* Start *

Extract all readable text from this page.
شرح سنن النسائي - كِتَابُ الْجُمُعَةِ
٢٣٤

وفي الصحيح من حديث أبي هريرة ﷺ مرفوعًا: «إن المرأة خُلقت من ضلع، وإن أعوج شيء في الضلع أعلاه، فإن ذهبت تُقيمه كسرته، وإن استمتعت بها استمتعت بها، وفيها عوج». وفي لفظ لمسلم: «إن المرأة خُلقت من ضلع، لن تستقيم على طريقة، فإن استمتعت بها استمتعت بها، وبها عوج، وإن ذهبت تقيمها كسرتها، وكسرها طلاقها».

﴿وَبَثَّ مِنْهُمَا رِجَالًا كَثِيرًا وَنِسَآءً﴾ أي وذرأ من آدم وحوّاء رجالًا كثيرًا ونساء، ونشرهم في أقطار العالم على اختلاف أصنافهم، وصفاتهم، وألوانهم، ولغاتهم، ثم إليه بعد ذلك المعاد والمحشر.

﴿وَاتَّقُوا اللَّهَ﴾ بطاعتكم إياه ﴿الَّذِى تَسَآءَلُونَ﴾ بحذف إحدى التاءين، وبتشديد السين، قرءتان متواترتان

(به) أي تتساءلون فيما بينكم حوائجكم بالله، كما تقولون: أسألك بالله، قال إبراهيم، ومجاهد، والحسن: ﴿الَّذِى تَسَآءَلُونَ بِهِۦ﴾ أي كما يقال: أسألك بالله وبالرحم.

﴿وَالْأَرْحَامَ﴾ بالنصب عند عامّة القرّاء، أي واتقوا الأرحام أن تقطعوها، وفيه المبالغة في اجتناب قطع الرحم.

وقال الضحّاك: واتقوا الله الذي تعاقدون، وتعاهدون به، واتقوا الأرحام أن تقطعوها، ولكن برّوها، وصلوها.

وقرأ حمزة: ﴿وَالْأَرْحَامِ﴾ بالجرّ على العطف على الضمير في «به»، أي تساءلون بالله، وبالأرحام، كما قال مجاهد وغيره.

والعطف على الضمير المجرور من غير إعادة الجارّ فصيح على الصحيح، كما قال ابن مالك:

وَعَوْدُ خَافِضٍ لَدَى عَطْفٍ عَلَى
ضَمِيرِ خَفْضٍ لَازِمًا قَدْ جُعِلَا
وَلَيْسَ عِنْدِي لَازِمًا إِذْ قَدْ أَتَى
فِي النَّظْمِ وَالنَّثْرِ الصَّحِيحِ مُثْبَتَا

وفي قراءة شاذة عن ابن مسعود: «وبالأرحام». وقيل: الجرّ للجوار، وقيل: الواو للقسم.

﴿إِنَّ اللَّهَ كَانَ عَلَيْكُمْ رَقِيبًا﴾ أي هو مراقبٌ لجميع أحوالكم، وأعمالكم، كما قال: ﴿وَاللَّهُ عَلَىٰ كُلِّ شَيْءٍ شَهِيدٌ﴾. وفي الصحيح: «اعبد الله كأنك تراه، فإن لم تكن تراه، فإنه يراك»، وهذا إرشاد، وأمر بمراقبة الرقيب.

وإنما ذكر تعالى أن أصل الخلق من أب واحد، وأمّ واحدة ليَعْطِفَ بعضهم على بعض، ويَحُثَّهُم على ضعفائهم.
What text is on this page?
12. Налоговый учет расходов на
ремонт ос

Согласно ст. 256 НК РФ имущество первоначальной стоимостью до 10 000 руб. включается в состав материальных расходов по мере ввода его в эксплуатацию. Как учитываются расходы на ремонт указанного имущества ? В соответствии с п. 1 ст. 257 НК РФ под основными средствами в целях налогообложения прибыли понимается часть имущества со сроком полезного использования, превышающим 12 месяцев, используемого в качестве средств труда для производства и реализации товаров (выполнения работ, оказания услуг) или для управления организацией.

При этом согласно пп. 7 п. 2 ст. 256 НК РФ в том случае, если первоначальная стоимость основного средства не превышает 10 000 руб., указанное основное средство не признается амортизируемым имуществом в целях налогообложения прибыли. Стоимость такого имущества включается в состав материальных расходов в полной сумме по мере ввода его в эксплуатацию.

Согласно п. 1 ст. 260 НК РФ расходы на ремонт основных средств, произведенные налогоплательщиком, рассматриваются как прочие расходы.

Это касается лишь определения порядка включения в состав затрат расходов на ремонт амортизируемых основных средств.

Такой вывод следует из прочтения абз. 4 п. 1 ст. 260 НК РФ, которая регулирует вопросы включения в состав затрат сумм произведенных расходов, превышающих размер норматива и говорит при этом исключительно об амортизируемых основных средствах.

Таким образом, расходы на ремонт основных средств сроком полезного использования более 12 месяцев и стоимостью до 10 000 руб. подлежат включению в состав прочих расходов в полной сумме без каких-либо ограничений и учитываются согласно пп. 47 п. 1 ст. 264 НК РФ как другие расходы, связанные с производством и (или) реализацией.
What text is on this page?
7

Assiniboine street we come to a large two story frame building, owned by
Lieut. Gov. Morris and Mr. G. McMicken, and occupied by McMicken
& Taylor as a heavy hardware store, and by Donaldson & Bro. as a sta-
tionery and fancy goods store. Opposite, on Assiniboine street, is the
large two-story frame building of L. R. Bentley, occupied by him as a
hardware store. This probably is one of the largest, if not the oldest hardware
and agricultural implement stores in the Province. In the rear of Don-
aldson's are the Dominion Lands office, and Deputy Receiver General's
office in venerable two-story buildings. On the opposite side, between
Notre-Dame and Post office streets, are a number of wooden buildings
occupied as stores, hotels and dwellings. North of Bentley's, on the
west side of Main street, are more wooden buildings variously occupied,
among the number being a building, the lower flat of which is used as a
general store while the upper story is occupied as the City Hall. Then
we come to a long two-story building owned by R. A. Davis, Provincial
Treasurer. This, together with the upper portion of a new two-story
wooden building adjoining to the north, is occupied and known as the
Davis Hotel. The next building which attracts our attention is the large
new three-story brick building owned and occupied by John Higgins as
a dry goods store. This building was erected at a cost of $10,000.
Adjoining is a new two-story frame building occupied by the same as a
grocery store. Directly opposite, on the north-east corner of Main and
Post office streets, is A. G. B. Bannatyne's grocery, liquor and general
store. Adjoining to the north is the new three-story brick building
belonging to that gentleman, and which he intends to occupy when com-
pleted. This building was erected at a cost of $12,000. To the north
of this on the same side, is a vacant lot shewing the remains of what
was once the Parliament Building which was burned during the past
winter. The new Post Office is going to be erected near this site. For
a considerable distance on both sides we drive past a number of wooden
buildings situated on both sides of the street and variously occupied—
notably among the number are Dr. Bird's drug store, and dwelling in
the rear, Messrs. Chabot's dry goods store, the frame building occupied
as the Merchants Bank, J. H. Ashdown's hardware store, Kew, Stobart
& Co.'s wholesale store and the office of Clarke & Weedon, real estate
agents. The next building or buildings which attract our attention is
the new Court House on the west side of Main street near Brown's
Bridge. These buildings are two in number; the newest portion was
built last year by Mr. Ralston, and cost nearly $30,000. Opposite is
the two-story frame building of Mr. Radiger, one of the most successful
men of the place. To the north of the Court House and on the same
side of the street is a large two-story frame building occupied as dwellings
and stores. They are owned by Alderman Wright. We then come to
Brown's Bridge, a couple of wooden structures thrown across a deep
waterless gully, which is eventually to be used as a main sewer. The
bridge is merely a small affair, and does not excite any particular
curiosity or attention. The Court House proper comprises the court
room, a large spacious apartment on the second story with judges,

* End *

_STATED GOAL_
Reproduce every line from the entries that holds the word "erected".

_SOLUTION BELOW_
a dry goods store. This building was erected at a cost of $10,000.
pleted. This building was erected at a cost of $12,000. To the north
winter. The new Post Office is going to be erected near this site. For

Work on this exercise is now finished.